>> Start
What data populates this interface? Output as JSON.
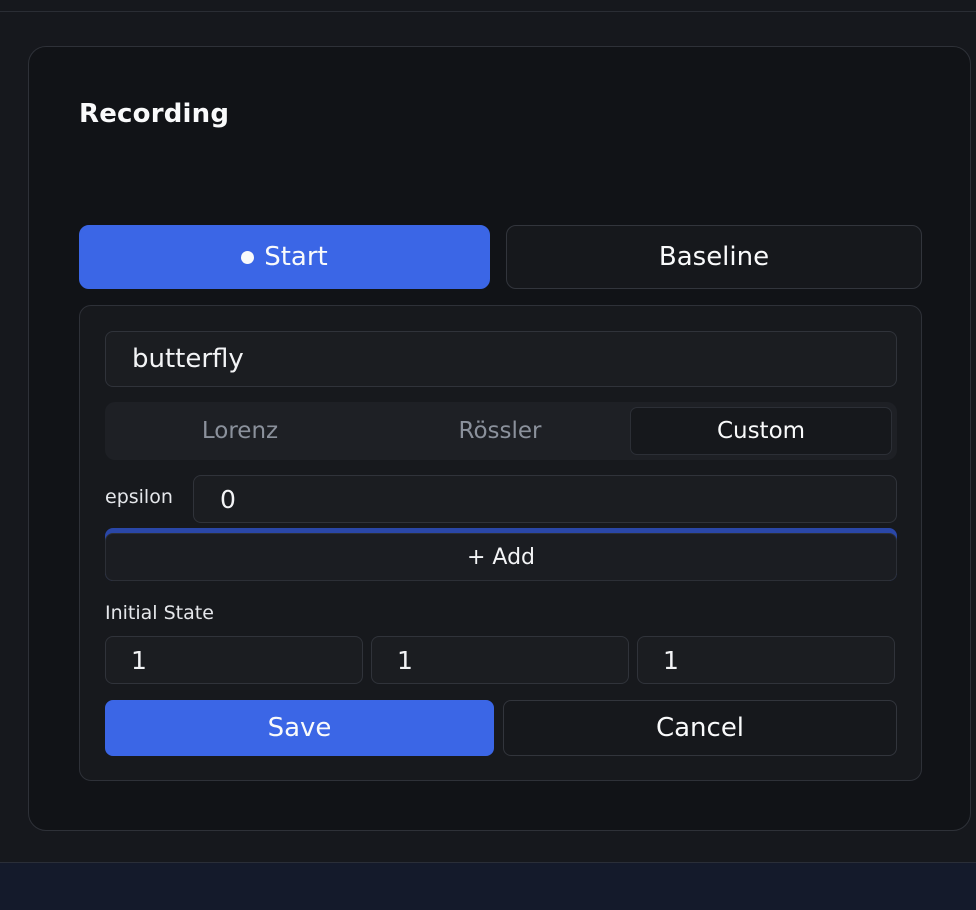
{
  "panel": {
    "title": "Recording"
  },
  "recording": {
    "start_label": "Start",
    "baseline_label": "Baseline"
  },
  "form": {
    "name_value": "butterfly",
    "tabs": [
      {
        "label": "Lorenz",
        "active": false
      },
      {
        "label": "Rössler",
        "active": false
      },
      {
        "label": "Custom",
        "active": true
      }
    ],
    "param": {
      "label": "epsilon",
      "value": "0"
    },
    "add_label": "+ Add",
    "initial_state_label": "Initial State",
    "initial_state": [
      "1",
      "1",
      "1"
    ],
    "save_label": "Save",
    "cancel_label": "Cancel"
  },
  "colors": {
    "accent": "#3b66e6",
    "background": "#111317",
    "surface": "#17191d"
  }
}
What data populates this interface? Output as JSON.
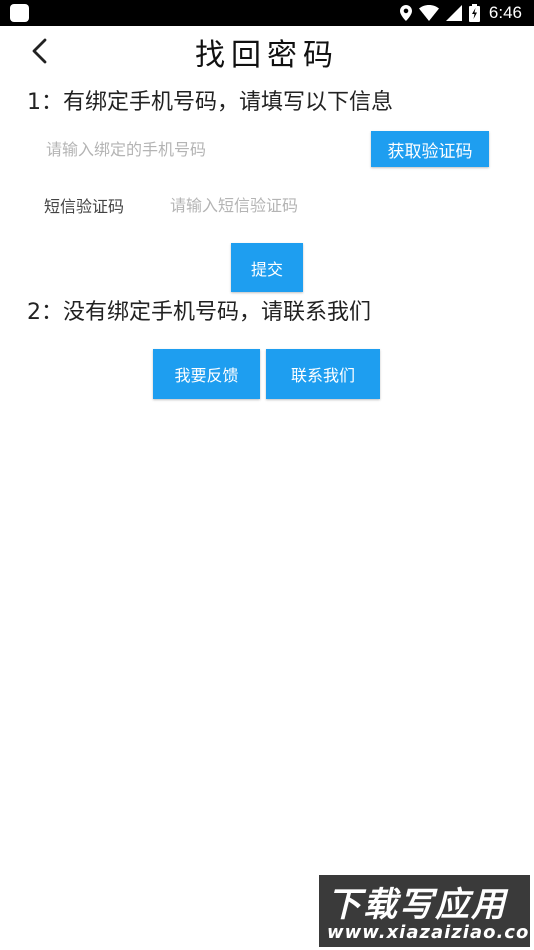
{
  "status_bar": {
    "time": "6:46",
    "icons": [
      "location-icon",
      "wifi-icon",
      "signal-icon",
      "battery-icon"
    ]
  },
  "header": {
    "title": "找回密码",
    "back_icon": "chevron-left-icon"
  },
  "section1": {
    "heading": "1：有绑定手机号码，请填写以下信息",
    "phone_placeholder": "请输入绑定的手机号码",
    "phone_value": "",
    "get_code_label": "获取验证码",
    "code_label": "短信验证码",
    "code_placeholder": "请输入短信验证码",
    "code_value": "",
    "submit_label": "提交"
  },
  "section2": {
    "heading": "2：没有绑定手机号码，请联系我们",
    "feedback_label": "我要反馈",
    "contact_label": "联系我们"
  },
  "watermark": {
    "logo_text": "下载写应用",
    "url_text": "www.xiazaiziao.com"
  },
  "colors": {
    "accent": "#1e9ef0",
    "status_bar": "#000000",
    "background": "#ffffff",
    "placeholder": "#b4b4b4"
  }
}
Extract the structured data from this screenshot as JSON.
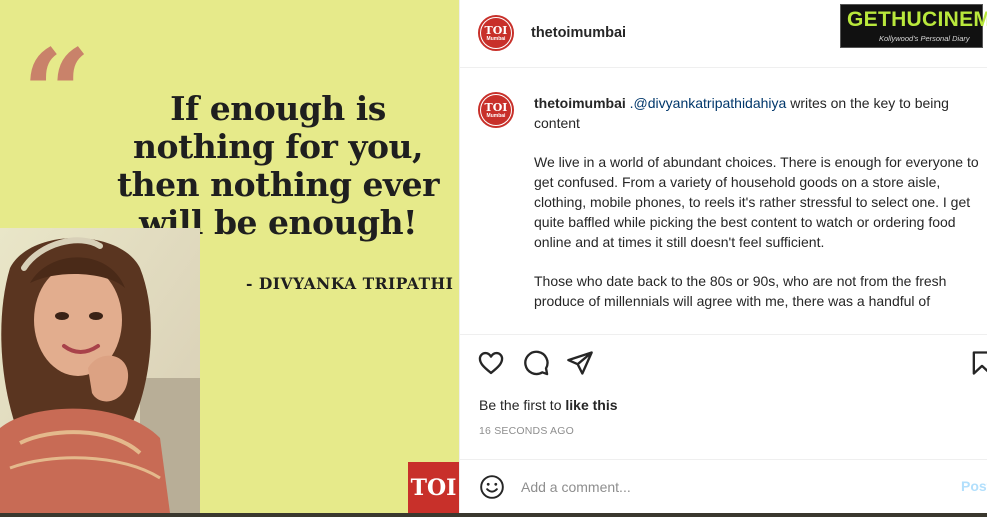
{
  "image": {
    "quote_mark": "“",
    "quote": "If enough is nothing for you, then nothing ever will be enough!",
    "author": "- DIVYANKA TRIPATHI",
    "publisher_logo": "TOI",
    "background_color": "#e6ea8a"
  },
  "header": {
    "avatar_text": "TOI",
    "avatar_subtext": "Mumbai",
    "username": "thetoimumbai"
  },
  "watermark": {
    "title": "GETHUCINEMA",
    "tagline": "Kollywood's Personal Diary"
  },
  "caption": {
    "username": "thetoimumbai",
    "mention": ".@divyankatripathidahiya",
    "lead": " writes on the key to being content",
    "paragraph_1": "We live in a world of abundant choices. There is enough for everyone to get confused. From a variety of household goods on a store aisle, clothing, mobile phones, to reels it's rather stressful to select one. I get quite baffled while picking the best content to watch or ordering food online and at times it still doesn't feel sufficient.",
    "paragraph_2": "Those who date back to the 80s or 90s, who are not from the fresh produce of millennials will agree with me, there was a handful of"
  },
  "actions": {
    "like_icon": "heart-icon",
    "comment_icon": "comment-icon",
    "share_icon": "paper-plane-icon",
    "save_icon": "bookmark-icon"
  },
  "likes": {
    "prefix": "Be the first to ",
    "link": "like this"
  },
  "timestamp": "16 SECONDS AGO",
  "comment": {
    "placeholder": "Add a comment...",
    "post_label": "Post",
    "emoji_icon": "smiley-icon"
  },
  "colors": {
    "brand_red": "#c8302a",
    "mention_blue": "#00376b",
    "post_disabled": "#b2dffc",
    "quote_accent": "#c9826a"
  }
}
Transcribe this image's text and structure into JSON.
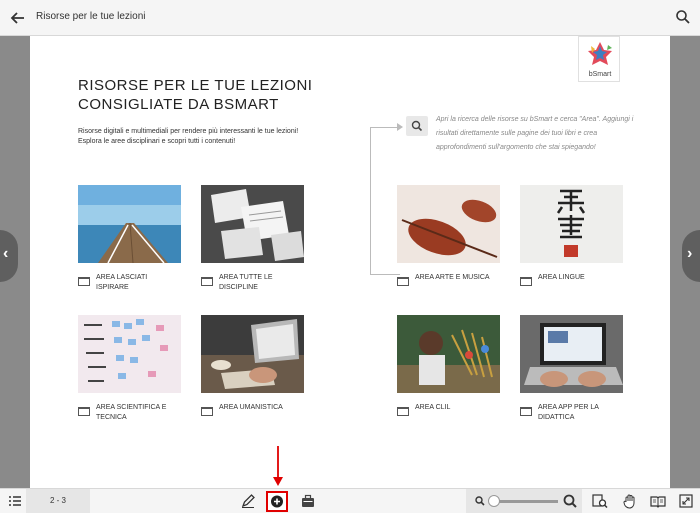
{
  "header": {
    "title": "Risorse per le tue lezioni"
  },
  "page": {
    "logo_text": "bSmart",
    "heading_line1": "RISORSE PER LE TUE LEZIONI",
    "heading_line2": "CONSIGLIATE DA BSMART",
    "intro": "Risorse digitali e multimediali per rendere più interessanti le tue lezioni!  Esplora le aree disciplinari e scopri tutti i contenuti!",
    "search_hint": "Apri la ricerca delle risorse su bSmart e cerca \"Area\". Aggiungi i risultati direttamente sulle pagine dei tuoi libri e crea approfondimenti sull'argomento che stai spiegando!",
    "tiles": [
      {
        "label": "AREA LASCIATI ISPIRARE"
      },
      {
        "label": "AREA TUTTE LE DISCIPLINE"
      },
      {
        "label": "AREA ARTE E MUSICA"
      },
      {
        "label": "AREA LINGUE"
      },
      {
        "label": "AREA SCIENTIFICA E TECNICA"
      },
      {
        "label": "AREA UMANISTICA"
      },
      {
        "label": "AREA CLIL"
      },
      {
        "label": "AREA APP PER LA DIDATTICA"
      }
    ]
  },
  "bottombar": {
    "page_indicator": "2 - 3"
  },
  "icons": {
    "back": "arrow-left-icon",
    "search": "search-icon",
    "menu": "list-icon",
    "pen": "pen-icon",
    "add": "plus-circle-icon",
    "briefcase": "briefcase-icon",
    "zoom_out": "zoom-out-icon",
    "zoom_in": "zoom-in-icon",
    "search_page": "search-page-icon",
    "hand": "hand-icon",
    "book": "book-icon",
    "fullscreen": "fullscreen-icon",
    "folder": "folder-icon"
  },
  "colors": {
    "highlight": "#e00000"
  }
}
>> End
>> Start
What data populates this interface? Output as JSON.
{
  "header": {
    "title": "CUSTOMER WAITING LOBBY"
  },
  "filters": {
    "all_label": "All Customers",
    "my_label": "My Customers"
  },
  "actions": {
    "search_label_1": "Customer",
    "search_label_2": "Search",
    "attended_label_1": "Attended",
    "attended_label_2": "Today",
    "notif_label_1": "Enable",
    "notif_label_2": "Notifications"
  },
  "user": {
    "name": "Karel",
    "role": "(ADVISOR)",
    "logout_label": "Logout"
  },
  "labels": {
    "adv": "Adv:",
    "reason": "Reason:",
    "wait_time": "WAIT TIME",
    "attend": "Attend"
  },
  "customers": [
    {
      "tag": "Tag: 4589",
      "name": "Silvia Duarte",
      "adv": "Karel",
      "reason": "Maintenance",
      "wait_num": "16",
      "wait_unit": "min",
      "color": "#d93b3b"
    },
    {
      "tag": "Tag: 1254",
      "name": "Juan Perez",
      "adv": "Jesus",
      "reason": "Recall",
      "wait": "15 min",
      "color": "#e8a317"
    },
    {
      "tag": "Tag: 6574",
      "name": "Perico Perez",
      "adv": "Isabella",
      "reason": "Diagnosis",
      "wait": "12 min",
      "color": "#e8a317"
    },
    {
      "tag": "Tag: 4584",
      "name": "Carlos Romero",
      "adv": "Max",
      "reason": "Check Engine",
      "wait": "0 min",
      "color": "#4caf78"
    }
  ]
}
>> End
## [Set problem]
Find each line in the records holding the string "title" and show it.

## [Final answer]
    "title": "Recording"
    "title": "找回密码",
    "title": "GETHUCINEMA",
    "title": "Risorse per le tue lezioni"
    "title": "CUSTOMER WAITING LOBBY"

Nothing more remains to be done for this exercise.